Write every record out again exactly as given.

+++ Entries supplied

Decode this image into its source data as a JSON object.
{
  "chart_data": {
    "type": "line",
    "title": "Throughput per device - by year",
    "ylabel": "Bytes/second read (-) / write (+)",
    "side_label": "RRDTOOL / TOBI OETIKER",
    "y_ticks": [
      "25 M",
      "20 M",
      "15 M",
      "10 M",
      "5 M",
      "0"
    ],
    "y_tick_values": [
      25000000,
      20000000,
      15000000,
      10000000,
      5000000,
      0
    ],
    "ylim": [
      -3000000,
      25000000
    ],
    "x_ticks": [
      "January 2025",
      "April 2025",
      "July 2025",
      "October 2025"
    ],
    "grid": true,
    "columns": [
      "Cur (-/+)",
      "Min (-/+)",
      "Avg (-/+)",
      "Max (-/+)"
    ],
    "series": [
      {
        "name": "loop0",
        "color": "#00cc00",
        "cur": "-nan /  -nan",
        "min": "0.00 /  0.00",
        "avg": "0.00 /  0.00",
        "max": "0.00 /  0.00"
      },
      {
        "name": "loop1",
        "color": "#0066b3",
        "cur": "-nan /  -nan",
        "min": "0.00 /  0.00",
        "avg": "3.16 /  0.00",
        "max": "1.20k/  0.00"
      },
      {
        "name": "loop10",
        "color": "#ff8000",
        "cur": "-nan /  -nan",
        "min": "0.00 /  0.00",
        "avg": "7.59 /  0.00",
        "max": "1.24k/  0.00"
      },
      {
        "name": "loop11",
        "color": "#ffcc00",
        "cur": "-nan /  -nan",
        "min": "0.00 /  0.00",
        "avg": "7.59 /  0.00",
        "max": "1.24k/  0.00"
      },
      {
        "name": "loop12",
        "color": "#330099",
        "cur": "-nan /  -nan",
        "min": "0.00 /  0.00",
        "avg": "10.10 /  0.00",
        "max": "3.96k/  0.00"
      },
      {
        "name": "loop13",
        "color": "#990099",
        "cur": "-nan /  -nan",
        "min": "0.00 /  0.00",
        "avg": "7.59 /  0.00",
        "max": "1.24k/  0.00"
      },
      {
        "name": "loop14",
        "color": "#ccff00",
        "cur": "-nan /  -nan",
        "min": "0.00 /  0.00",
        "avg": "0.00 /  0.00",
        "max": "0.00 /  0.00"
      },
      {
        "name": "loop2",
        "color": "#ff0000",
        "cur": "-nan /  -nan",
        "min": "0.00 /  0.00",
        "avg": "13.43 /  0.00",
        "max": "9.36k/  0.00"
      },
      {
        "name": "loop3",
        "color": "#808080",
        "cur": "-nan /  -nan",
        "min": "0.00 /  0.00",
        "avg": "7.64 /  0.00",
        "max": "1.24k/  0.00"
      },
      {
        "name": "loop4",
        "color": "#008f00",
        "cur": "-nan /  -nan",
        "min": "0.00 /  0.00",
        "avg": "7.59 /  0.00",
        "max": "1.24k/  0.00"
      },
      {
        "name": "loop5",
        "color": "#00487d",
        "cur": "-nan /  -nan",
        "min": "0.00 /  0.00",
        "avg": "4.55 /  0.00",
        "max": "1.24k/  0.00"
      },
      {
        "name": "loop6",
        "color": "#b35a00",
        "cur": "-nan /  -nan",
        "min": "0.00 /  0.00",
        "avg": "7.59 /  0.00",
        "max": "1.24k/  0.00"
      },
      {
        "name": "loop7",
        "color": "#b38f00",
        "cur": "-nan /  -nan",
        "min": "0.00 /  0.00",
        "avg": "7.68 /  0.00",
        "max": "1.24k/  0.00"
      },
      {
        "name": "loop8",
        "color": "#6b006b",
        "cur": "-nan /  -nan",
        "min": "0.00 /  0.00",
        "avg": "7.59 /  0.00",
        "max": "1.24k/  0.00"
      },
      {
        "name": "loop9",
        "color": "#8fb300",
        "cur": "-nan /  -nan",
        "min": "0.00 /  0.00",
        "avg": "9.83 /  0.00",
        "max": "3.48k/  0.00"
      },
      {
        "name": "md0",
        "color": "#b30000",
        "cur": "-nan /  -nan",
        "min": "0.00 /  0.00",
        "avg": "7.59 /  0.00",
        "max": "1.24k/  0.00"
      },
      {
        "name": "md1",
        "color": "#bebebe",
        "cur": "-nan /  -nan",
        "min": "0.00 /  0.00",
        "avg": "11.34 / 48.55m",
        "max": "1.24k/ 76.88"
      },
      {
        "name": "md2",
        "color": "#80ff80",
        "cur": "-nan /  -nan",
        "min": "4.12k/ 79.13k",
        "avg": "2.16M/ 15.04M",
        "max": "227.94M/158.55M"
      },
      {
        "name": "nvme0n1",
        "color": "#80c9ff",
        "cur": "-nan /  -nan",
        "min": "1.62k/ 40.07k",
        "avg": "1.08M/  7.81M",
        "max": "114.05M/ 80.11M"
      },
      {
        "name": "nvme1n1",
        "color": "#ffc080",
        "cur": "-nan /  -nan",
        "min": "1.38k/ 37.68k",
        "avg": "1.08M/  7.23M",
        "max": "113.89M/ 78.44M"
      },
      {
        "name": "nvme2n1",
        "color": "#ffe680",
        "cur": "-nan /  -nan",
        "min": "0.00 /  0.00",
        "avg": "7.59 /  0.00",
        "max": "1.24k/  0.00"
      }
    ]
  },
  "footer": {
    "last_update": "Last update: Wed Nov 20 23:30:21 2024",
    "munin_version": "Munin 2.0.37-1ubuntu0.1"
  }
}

++++++

> [Solution to this problem]:
Decode this image into its source data as a JSON object.
{
  "chart_data": {
    "type": "line",
    "title": "Throughput per device - by year",
    "ylabel": "Bytes/second read (-) / write (+)",
    "side_label": "RRDTOOL / TOBI OETIKER",
    "y_ticks": [
      "25 M",
      "20 M",
      "15 M",
      "10 M",
      "5 M",
      "0"
    ],
    "y_tick_values": [
      25000000,
      20000000,
      15000000,
      10000000,
      5000000,
      0
    ],
    "ylim": [
      -3000000,
      25000000
    ],
    "x_ticks": [
      "January 2025",
      "April 2025",
      "July 2025",
      "October 2025"
    ],
    "grid": true,
    "columns": [
      "Cur (-/+)",
      "Min (-/+)",
      "Avg (-/+)",
      "Max (-/+)"
    ],
    "series": [
      {
        "name": "loop0",
        "color": "#00cc00",
        "cur": "-nan /  -nan",
        "min": "0.00 /  0.00",
        "avg": "0.00 /  0.00",
        "max": "0.00 /  0.00"
      },
      {
        "name": "loop1",
        "color": "#0066b3",
        "cur": "-nan /  -nan",
        "min": "0.00 /  0.00",
        "avg": "3.16 /  0.00",
        "max": "1.20k/  0.00"
      },
      {
        "name": "loop10",
        "color": "#ff8000",
        "cur": "-nan /  -nan",
        "min": "0.00 /  0.00",
        "avg": "7.59 /  0.00",
        "max": "1.24k/  0.00"
      },
      {
        "name": "loop11",
        "color": "#ffcc00",
        "cur": "-nan /  -nan",
        "min": "0.00 /  0.00",
        "avg": "7.59 /  0.00",
        "max": "1.24k/  0.00"
      },
      {
        "name": "loop12",
        "color": "#330099",
        "cur": "-nan /  -nan",
        "min": "0.00 /  0.00",
        "avg": "10.10 /  0.00",
        "max": "3.96k/  0.00"
      },
      {
        "name": "loop13",
        "color": "#990099",
        "cur": "-nan /  -nan",
        "min": "0.00 /  0.00",
        "avg": "7.59 /  0.00",
        "max": "1.24k/  0.00"
      },
      {
        "name": "loop14",
        "color": "#ccff00",
        "cur": "-nan /  -nan",
        "min": "0.00 /  0.00",
        "avg": "0.00 /  0.00",
        "max": "0.00 /  0.00"
      },
      {
        "name": "loop2",
        "color": "#ff0000",
        "cur": "-nan /  -nan",
        "min": "0.00 /  0.00",
        "avg": "13.43 /  0.00",
        "max": "9.36k/  0.00"
      },
      {
        "name": "loop3",
        "color": "#808080",
        "cur": "-nan /  -nan",
        "min": "0.00 /  0.00",
        "avg": "7.64 /  0.00",
        "max": "1.24k/  0.00"
      },
      {
        "name": "loop4",
        "color": "#008f00",
        "cur": "-nan /  -nan",
        "min": "0.00 /  0.00",
        "avg": "7.59 /  0.00",
        "max": "1.24k/  0.00"
      },
      {
        "name": "loop5",
        "color": "#00487d",
        "cur": "-nan /  -nan",
        "min": "0.00 /  0.00",
        "avg": "4.55 /  0.00",
        "max": "1.24k/  0.00"
      },
      {
        "name": "loop6",
        "color": "#b35a00",
        "cur": "-nan /  -nan",
        "min": "0.00 /  0.00",
        "avg": "7.59 /  0.00",
        "max": "1.24k/  0.00"
      },
      {
        "name": "loop7",
        "color": "#b38f00",
        "cur": "-nan /  -nan",
        "min": "0.00 /  0.00",
        "avg": "7.68 /  0.00",
        "max": "1.24k/  0.00"
      },
      {
        "name": "loop8",
        "color": "#6b006b",
        "cur": "-nan /  -nan",
        "min": "0.00 /  0.00",
        "avg": "7.59 /  0.00",
        "max": "1.24k/  0.00"
      },
      {
        "name": "loop9",
        "color": "#8fb300",
        "cur": "-nan /  -nan",
        "min": "0.00 /  0.00",
        "avg": "9.83 /  0.00",
        "max": "3.48k/  0.00"
      },
      {
        "name": "md0",
        "color": "#b30000",
        "cur": "-nan /  -nan",
        "min": "0.00 /  0.00",
        "avg": "7.59 /  0.00",
        "max": "1.24k/  0.00"
      },
      {
        "name": "md1",
        "color": "#bebebe",
        "cur": "-nan /  -nan",
        "min": "0.00 /  0.00",
        "avg": "11.34 / 48.55m",
        "max": "1.24k/ 76.88"
      },
      {
        "name": "md2",
        "color": "#80ff80",
        "cur": "-nan /  -nan",
        "min": "4.12k/ 79.13k",
        "avg": "2.16M/ 15.04M",
        "max": "227.94M/158.55M"
      },
      {
        "name": "nvme0n1",
        "color": "#80c9ff",
        "cur": "-nan /  -nan",
        "min": "1.62k/ 40.07k",
        "avg": "1.08M/  7.81M",
        "max": "114.05M/ 80.11M"
      },
      {
        "name": "nvme1n1",
        "color": "#ffc080",
        "cur": "-nan /  -nan",
        "min": "1.38k/ 37.68k",
        "avg": "1.08M/  7.23M",
        "max": "113.89M/ 78.44M"
      },
      {
        "name": "nvme2n1",
        "color": "#ffe680",
        "cur": "-nan /  -nan",
        "min": "0.00 /  0.00",
        "avg": "7.59 /  0.00",
        "max": "1.24k/  0.00"
      }
    ]
  },
  "footer": {
    "last_update": "Last update: Wed Nov 20 23:30:21 2024",
    "munin_version": "Munin 2.0.37-1ubuntu0.1"
  }
}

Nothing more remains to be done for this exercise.